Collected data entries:
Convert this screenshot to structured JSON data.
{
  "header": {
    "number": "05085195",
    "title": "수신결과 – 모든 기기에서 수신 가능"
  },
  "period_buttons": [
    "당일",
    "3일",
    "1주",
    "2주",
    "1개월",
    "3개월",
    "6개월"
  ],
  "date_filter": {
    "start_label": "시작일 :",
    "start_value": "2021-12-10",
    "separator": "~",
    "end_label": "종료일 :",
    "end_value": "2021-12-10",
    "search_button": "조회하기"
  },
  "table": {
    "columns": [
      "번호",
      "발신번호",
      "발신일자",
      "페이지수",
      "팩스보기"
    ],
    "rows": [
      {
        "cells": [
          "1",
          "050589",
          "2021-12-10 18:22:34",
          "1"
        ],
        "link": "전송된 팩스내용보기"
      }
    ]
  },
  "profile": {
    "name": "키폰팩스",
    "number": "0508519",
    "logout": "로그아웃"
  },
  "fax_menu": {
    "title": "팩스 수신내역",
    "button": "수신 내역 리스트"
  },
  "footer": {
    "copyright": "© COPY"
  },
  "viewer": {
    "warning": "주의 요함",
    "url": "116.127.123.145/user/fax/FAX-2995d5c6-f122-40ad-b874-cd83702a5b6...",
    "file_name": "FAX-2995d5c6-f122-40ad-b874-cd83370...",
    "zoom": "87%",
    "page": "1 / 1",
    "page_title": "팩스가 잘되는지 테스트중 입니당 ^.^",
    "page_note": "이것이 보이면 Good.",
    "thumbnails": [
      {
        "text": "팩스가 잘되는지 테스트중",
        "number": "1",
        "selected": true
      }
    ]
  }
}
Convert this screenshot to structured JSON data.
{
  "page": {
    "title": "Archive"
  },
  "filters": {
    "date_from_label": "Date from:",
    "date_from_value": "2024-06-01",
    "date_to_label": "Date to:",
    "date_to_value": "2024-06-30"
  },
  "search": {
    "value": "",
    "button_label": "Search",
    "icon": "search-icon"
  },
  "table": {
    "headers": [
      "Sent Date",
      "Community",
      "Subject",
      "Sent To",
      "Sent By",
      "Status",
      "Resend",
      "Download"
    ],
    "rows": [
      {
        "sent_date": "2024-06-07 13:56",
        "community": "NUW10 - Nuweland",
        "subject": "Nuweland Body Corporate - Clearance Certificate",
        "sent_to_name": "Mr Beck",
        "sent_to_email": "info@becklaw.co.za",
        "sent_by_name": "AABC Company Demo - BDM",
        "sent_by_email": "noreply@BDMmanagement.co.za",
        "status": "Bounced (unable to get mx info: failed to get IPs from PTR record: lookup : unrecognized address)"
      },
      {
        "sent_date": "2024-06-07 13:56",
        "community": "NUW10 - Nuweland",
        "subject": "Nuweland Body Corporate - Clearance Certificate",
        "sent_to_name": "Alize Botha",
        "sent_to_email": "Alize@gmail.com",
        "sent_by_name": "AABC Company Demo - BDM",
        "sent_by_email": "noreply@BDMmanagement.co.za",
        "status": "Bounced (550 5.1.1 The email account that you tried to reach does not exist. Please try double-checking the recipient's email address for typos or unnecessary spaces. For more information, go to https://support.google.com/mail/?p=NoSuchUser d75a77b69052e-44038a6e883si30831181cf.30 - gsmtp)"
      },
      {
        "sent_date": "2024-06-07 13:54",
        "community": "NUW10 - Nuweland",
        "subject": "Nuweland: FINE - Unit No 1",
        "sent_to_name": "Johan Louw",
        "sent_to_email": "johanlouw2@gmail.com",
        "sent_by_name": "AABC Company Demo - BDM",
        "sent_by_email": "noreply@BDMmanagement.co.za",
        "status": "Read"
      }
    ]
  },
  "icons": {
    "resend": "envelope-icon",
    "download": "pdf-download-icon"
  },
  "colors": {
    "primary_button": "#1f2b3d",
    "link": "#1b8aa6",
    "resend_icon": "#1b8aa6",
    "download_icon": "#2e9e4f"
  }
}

WHAT TO WORK ON:
Your task is to list each line of the records with the word "Bounced".

THE OUTPUT:
        "status": "Bounced (unable to get mx info: failed to get IPs from PTR record: lookup : unrecognized address)"
        "status": "Bounced (550 5.1.1 The email account that you tried to reach does not exist. Please try double-checking the recipient's email address for typos or unnecessary spaces. For more information, go to https://support.google.com/mail/?p=NoSuchUser d75a77b69052e-44038a6e883si30831181cf.30 - gsmtp)"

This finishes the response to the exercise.